本文抜粋
目次
はじめに
AtCoder Beginner Contest(略称:ABC)とは、AtCoderが週末に開催している、競技プログラミングコンテストのことです。
A-D問題について、自身の復習も兼ねて説明できればと思います。誤った記述やより良い解法などあれば、コメントをいただけると幸いです。
ABC295
A – Probably English
問題
N 個の文字列のうち一つ以上が and, not, that, the, you のいずれかと一致するかどうかを判定する問題です。
解説
素直に文字列を一つずつ見ていきましょう。
文字列がand, not, that, the, you のいずれかと一致すれば、Yesと出力し、exit()で処理終了します。
exit()が行われず for 文が終了すれば、条件を満たす文字列がなかったということですので、Noを出力します。
コード
N = int(input())
W = input().split()
for word in W:
if word in {"and", "not", "that", "the", "you"}:
print("Yes")
exit()
print("No")
B – Bombs
問題
盤面に爆弾があり、そこから爆発後の盤面を出力する問題です。
解説
爆発前の盤面をはじめに複製しておきます。
片方は爆発前の盤面としてキープしておき、もう片方に爆発の結果を反映させていきます。前者の盤面をA、後者の盤面をBと呼ぶことにします。
盤面Aを1マスずつ調べ、爆弾があるマスの場合、その爆弾の影響があるマスかどうかを盤面Bで1マスずつ調べます。
つまり、盤面Aの縦方向、横方向と、盤面Bの縦方向、横方向で4重ループをさせることになります。縦や横の長さは20以下ですので、4乗しても160000以下であり、十分高速に処理することができます。このようなオーダー感覚は非常に大切です。
ところで盤面を複製する際、deepcopyではなく普通のcopyをしていまい、上手くいかずに時間を消費してしまいました。地味に要注意ですね。
コード
from sys import stdin
import copy
R, C = map(int, input().split())
A = [list(stdin.readline()[:-1]) for _ in range(R)]
B = copy.deepcopy(A)

表示データ

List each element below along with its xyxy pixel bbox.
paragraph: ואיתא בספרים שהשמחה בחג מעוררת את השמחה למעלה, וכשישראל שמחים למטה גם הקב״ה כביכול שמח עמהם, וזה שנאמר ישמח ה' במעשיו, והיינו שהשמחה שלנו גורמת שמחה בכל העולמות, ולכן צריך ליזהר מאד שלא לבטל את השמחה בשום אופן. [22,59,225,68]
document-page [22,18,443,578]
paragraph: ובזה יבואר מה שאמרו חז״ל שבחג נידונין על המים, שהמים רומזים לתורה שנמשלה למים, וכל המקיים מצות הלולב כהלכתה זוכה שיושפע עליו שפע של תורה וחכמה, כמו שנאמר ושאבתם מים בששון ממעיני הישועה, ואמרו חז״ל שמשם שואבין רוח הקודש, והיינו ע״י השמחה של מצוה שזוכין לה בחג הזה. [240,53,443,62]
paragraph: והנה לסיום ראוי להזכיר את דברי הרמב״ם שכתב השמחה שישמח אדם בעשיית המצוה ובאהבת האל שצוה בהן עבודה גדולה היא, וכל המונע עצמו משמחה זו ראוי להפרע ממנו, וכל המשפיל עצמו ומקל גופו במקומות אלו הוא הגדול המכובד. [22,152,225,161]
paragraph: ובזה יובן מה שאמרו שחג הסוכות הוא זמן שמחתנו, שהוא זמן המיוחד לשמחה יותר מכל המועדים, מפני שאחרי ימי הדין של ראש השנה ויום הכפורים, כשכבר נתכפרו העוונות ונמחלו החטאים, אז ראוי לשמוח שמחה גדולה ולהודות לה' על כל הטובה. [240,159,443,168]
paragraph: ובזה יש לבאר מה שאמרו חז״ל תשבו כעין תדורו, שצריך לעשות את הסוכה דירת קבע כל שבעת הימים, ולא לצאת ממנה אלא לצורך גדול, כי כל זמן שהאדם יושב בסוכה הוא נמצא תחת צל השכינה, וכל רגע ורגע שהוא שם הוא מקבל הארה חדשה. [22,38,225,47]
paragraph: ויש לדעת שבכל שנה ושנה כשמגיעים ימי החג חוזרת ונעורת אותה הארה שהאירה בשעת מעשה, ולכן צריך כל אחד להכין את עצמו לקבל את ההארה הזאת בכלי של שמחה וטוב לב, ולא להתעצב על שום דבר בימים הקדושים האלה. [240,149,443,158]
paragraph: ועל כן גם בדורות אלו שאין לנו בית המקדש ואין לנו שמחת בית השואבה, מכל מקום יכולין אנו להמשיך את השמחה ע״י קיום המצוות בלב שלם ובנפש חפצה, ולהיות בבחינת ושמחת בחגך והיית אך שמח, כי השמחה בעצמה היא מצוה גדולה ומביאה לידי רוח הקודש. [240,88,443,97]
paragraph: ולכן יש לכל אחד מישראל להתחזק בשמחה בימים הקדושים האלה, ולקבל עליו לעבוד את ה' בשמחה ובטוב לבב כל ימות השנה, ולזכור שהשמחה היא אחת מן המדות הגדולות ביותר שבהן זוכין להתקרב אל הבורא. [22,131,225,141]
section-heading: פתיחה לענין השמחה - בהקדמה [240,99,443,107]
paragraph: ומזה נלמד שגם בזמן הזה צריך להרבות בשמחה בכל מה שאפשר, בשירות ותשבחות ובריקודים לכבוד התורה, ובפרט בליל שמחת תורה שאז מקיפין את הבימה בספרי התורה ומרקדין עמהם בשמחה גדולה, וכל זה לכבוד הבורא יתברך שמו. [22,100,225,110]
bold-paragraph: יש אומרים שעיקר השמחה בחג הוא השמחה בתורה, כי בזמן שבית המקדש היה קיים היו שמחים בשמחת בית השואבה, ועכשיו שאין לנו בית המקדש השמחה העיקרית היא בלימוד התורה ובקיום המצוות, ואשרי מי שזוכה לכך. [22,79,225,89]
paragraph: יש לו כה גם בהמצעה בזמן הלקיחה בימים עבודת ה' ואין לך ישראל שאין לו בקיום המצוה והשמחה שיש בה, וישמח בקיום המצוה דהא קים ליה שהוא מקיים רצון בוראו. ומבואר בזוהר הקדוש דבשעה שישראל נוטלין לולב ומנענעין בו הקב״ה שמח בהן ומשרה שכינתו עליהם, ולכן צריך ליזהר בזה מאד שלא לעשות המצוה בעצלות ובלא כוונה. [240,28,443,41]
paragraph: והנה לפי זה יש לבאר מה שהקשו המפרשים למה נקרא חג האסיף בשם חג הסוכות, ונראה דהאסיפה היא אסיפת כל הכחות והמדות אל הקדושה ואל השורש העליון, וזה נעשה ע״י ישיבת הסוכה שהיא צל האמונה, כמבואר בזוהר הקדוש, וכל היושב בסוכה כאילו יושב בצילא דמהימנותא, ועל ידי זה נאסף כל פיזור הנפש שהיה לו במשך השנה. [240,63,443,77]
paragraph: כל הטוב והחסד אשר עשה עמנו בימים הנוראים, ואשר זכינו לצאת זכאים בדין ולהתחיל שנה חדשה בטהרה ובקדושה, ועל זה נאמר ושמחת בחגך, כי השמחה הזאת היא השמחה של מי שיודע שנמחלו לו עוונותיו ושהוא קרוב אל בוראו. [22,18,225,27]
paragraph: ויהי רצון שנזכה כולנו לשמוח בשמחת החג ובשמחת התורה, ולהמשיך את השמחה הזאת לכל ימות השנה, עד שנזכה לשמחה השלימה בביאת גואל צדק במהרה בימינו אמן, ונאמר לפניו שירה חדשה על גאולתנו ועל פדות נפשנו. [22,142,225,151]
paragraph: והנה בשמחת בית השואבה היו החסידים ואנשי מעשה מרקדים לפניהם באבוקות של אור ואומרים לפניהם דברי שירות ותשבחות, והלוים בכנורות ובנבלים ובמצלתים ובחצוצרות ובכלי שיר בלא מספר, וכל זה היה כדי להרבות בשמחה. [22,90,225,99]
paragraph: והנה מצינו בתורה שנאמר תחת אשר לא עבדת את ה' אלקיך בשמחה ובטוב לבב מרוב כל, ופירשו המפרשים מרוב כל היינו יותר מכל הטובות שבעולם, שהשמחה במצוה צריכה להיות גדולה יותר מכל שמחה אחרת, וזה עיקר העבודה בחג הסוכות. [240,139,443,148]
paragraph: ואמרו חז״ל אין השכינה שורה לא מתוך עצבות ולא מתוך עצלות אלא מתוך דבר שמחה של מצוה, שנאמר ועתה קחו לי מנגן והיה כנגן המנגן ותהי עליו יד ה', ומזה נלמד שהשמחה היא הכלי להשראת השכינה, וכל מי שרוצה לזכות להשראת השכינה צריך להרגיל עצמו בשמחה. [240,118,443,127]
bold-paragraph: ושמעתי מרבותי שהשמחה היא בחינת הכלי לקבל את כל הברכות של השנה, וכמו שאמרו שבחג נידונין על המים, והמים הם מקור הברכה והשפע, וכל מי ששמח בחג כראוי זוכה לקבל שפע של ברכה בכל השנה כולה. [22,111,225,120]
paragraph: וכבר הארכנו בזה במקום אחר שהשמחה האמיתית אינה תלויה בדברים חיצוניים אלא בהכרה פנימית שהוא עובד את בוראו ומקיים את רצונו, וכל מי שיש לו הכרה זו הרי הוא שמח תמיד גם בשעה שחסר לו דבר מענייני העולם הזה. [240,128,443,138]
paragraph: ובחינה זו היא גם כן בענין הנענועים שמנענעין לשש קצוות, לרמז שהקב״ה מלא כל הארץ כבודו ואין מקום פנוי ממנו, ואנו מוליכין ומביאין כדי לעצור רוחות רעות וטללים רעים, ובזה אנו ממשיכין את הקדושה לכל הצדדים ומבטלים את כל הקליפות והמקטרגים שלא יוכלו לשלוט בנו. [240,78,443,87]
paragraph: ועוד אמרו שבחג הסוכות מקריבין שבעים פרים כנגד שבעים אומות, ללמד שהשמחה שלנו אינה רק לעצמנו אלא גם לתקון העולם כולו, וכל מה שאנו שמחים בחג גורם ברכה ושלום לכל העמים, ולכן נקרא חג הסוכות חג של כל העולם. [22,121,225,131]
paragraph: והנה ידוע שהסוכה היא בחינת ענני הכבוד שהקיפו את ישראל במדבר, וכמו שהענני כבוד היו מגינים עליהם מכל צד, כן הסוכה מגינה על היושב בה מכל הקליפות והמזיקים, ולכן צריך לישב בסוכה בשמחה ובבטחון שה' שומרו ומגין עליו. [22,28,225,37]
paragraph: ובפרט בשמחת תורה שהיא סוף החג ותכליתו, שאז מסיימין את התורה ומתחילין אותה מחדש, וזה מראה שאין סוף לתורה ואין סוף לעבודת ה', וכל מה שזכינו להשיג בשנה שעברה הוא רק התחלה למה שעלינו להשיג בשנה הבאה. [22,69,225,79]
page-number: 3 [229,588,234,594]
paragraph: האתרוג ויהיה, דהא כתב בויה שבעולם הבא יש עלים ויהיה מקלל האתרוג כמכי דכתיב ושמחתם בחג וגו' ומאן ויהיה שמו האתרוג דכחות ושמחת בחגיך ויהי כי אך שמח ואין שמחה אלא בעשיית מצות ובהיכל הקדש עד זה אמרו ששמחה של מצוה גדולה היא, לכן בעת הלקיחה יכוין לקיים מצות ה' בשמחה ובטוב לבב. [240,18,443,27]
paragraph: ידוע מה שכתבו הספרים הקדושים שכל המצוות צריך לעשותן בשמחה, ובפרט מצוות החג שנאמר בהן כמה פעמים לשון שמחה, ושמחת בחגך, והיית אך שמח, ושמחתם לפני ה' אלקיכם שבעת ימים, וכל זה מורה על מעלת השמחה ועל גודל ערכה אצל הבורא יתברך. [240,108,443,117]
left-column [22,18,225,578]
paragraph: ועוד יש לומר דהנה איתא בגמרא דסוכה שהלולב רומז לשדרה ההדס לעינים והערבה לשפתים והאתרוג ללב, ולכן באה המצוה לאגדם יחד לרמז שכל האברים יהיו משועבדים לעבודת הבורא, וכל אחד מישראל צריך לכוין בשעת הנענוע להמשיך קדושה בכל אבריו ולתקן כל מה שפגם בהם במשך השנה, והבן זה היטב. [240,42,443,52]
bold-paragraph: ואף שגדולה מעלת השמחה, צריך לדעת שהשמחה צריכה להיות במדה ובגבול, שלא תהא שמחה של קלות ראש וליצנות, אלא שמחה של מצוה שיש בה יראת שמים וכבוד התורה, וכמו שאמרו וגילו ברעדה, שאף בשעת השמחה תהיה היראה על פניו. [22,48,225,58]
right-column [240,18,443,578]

課題一覧
A. 次の(i)〜(iii)の記述がABC295の解説の内容と一致するかどうかを、それぞれ「はい」か「いいえ」で答え、判断の根拠となる本文の語句をそのまま引用してください。(i) A問題では、条件を満たす文字列が見つかった時点でexit()により処理を終了する。(ii) B問題の盤面の縦や横の長さは100以下である。(iii) ABCはAtCoderが平日に開催しているコンテストである。
B. ABC295の解説のうち、「W = input().split()」から「爆発前の盤面をはじめに複製しておきます。」までのすべてを一字一句変えずに書き写してください。
C. ABC295の解説によると、B問題の4重ループで縦や横の長さを4乗した値はいくつ以下になりますか。

課題別の結果
A.
(i) はい。「文字列がand, not, that, the, you のいずれかと一致すれば、Yesと出力し、exit()で処理終了します。」
(ii) いいえ。「縦や横の長さは20以下ですので」
(iii) いいえ。「AtCoderが週末に開催している、競技プログラミングコンテストのことです。」

B.
W = input().split()
for word in W:
if word in {"and", "not", "that", "the", "you"}:
print("Yes")
exit()
print("No")
B – Bombs
問題
盤面に爆弾があり、そこから爆発後の盤面を出力する問題です。
解説
爆発前の盤面をはじめに複製しておきます。

C. 160000以下です。